#### [STATED PROBLEM]
Reproduce the data exactly.
▼▼▼
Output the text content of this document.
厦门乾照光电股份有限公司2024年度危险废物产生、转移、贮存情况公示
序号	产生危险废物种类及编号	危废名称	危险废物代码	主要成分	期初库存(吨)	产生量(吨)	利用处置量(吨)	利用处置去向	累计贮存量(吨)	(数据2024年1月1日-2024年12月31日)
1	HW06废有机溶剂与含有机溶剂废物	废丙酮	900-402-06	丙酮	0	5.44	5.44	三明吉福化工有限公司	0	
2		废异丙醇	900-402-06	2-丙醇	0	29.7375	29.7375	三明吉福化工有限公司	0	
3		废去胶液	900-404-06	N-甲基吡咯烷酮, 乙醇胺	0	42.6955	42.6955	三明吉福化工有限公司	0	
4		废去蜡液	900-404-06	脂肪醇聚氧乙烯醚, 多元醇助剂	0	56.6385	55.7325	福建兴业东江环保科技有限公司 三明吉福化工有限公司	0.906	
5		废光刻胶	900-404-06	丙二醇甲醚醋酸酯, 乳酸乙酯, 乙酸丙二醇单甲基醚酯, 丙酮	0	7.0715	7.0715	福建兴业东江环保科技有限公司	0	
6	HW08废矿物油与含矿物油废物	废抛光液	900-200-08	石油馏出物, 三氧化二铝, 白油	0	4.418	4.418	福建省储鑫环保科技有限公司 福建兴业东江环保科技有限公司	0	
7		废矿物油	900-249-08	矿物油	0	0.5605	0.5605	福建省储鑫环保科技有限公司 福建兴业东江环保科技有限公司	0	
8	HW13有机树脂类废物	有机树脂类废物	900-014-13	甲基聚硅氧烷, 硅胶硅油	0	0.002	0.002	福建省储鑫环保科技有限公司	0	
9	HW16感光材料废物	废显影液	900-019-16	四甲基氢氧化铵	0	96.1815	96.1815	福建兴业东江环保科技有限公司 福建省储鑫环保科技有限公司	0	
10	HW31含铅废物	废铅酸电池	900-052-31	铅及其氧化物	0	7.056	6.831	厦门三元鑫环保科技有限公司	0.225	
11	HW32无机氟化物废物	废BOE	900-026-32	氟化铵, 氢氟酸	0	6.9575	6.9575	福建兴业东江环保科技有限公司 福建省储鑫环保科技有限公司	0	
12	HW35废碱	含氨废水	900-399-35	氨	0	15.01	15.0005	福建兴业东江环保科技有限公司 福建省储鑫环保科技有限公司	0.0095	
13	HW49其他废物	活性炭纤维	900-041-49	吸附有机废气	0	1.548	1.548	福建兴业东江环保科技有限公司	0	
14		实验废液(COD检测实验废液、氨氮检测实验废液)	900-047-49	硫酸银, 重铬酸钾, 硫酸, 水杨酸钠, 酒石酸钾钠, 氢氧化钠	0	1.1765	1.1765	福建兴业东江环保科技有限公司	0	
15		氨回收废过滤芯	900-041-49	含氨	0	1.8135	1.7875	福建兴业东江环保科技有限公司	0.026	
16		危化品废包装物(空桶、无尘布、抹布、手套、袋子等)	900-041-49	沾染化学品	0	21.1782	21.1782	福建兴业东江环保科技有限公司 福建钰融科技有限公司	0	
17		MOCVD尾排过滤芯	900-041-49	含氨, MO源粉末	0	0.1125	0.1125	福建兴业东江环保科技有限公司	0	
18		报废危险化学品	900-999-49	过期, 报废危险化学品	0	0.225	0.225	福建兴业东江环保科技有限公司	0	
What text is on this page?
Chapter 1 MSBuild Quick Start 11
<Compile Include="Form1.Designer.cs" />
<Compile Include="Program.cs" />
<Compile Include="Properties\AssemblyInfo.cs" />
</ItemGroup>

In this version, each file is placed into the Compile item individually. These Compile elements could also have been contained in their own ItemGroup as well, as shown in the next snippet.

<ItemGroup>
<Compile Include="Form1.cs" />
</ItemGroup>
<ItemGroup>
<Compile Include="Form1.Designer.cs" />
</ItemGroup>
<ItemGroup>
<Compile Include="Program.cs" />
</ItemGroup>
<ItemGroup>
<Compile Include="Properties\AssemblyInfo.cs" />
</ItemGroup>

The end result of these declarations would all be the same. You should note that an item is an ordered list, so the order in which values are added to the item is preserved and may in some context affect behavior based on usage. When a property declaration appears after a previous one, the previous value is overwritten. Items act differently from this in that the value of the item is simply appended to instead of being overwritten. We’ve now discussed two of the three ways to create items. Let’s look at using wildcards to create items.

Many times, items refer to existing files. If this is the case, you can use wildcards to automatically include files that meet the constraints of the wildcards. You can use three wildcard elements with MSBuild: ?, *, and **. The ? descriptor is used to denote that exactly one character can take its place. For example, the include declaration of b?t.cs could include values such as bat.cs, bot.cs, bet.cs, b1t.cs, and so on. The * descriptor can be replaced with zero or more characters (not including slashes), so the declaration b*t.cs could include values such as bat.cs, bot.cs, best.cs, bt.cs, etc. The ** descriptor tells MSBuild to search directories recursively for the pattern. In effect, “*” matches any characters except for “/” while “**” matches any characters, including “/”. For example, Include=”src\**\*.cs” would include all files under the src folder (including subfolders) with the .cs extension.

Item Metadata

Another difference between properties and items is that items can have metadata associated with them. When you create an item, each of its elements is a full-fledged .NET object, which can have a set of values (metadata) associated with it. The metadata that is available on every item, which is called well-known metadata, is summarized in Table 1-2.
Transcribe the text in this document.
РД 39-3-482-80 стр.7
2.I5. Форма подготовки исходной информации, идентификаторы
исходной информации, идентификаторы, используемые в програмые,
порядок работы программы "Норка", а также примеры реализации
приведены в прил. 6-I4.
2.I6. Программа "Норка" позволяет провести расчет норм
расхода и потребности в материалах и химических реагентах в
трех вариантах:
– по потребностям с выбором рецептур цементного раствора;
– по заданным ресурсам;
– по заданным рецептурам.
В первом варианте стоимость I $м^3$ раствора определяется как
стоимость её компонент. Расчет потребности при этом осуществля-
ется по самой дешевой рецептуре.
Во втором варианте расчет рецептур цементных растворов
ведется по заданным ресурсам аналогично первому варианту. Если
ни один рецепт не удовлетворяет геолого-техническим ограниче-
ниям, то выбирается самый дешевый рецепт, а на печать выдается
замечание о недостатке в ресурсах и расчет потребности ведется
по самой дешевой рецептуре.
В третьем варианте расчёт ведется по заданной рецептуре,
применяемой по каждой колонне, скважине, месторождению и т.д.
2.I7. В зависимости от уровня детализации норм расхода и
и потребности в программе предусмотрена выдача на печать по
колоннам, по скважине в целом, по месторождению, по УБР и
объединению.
▲▲▲
#### [SOLUTION TO THIS TASK]
Output the text content of this document.
厦门乾照光电股份有限公司2024年度危险废物产生、转移、贮存情况公示
序号	产生危险废物种类及编号	危废名称	危险废物代码	主要成分	期初库存(吨)	产生量(吨)	利用处置量(吨)	利用处置去向	累计贮存量(吨)	(数据2024年1月1日-2024年12月31日)
1	HW06废有机溶剂与含有机溶剂废物	废丙酮	900-402-06	丙酮	0	5.44	5.44	三明吉福化工有限公司	0	
2		废异丙醇	900-402-06	2-丙醇	0	29.7375	29.7375	三明吉福化工有限公司	0	
3		废去胶液	900-404-06	N-甲基吡咯烷酮, 乙醇胺	0	42.6955	42.6955	三明吉福化工有限公司	0	
4		废去蜡液	900-404-06	脂肪醇聚氧乙烯醚, 多元醇助剂	0	56.6385	55.7325	福建兴业东江环保科技有限公司 三明吉福化工有限公司	0.906	
5		废光刻胶	900-404-06	丙二醇甲醚醋酸酯, 乳酸乙酯, 乙酸丙二醇单甲基醚酯, 丙酮	0	7.0715	7.0715	福建兴业东江环保科技有限公司	0	
6	HW08废矿物油与含矿物油废物	废抛光液	900-200-08	石油馏出物, 三氧化二铝, 白油	0	4.418	4.418	福建省储鑫环保科技有限公司 福建兴业东江环保科技有限公司	0	
7		废矿物油	900-249-08	矿物油	0	0.5605	0.5605	福建省储鑫环保科技有限公司 福建兴业东江环保科技有限公司	0	
8	HW13有机树脂类废物	有机树脂类废物	900-014-13	甲基聚硅氧烷, 硅胶硅油	0	0.002	0.002	福建省储鑫环保科技有限公司	0	
9	HW16感光材料废物	废显影液	900-019-16	四甲基氢氧化铵	0	96.1815	96.1815	福建兴业东江环保科技有限公司 福建省储鑫环保科技有限公司	0	
10	HW31含铅废物	废铅酸电池	900-052-31	铅及其氧化物	0	7.056	6.831	厦门三元鑫环保科技有限公司	0.225	
11	HW32无机氟化物废物	废BOE	900-026-32	氟化铵, 氢氟酸	0	6.9575	6.9575	福建兴业东江环保科技有限公司 福建省储鑫环保科技有限公司	0	
12	HW35废碱	含氨废水	900-399-35	氨	0	15.01	15.0005	福建兴业东江环保科技有限公司 福建省储鑫环保科技有限公司	0.0095	
13	HW49其他废物	活性炭纤维	900-041-49	吸附有机废气	0	1.548	1.548	福建兴业东江环保科技有限公司	0	
14		实验废液(COD检测实验废液、氨氮检测实验废液)	900-047-49	硫酸银, 重铬酸钾, 硫酸, 水杨酸钠, 酒石酸钾钠, 氢氧化钠	0	1.1765	1.1765	福建兴业东江环保科技有限公司	0	
15		氨回收废过滤芯	900-041-49	含氨	0	1.8135	1.7875	福建兴业东江环保科技有限公司	0.026	
16		危化品废包装物(空桶、无尘布、抹布、手套、袋子等)	900-041-49	沾染化学品	0	21.1782	21.1782	福建兴业东江环保科技有限公司 福建钰融科技有限公司	0	
17		MOCVD尾排过滤芯	900-041-49	含氨, MO源粉末	0	0.1125	0.1125	福建兴业东江环保科技有限公司	0	
18		报废危险化学品	900-999-49	过期, 报废危险化学品	0	0.225	0.225	福建兴业东江环保科技有限公司	0	
What text is on this page?
Chapter 1 MSBuild Quick Start 11
<Compile Include="Form1.Designer.cs" />
<Compile Include="Program.cs" />
<Compile Include="Properties\AssemblyInfo.cs" />
</ItemGroup>

In this version, each file is placed into the Compile item individually. These Compile elements could also have been contained in their own ItemGroup as well, as shown in the next snippet.

<ItemGroup>
<Compile Include="Form1.cs" />
</ItemGroup>
<ItemGroup>
<Compile Include="Form1.Designer.cs" />
</ItemGroup>
<ItemGroup>
<Compile Include="Program.cs" />
</ItemGroup>
<ItemGroup>
<Compile Include="Properties\AssemblyInfo.cs" />
</ItemGroup>

The end result of these declarations would all be the same. You should note that an item is an ordered list, so the order in which values are added to the item is preserved and may in some context affect behavior based on usage. When a property declaration appears after a previous one, the previous value is overwritten. Items act differently from this in that the value of the item is simply appended to instead of being overwritten. We’ve now discussed two of the three ways to create items. Let’s look at using wildcards to create items.

Many times, items refer to existing files. If this is the case, you can use wildcards to automatically include files that meet the constraints of the wildcards. You can use three wildcard elements with MSBuild: ?, *, and **. The ? descriptor is used to denote that exactly one character can take its place. For example, the include declaration of b?t.cs could include values such as bat.cs, bot.cs, bet.cs, b1t.cs, and so on. The * descriptor can be replaced with zero or more characters (not including slashes), so the declaration b*t.cs could include values such as bat.cs, bot.cs, best.cs, bt.cs, etc. The ** descriptor tells MSBuild to search directories recursively for the pattern. In effect, “*” matches any characters except for “/” while “**” matches any characters, including “/”. For example, Include=”src\**\*.cs” would include all files under the src folder (including subfolders) with the .cs extension.

Item Metadata

Another difference between properties and items is that items can have metadata associated with them. When you create an item, each of its elements is a full-fledged .NET object, which can have a set of values (metadata) associated with it. The metadata that is available on every item, which is called well-known metadata, is summarized in Table 1-2.
Transcribe the text in this document.
РД 39-3-482-80 стр.7
2.I5. Форма подготовки исходной информации, идентификаторы
исходной информации, идентификаторы, используемые в програмые,
порядок работы программы "Норка", а также примеры реализации
приведены в прил. 6-I4.
2.I6. Программа "Норка" позволяет провести расчет норм
расхода и потребности в материалах и химических реагентах в
трех вариантах:
– по потребностям с выбором рецептур цементного раствора;
– по заданным ресурсам;
– по заданным рецептурам.
В первом варианте стоимость I $м^3$ раствора определяется как
стоимость её компонент. Расчет потребности при этом осуществля-
ется по самой дешевой рецептуре.
Во втором варианте расчет рецептур цементных растворов
ведется по заданным ресурсам аналогично первому варианту. Если
ни один рецепт не удовлетворяет геолого-техническим ограниче-
ниям, то выбирается самый дешевый рецепт, а на печать выдается
замечание о недостатке в ресурсах и расчет потребности ведется
по самой дешевой рецептуре.
В третьем варианте расчёт ведется по заданной рецептуре,
применяемой по каждой колонне, скважине, месторождению и т.д.
2.I7. В зависимости от уровня детализации норм расхода и
и потребности в программе предусмотрена выдача на печать по
колоннам, по скважине в целом, по месторождению, по УБР и
объединению.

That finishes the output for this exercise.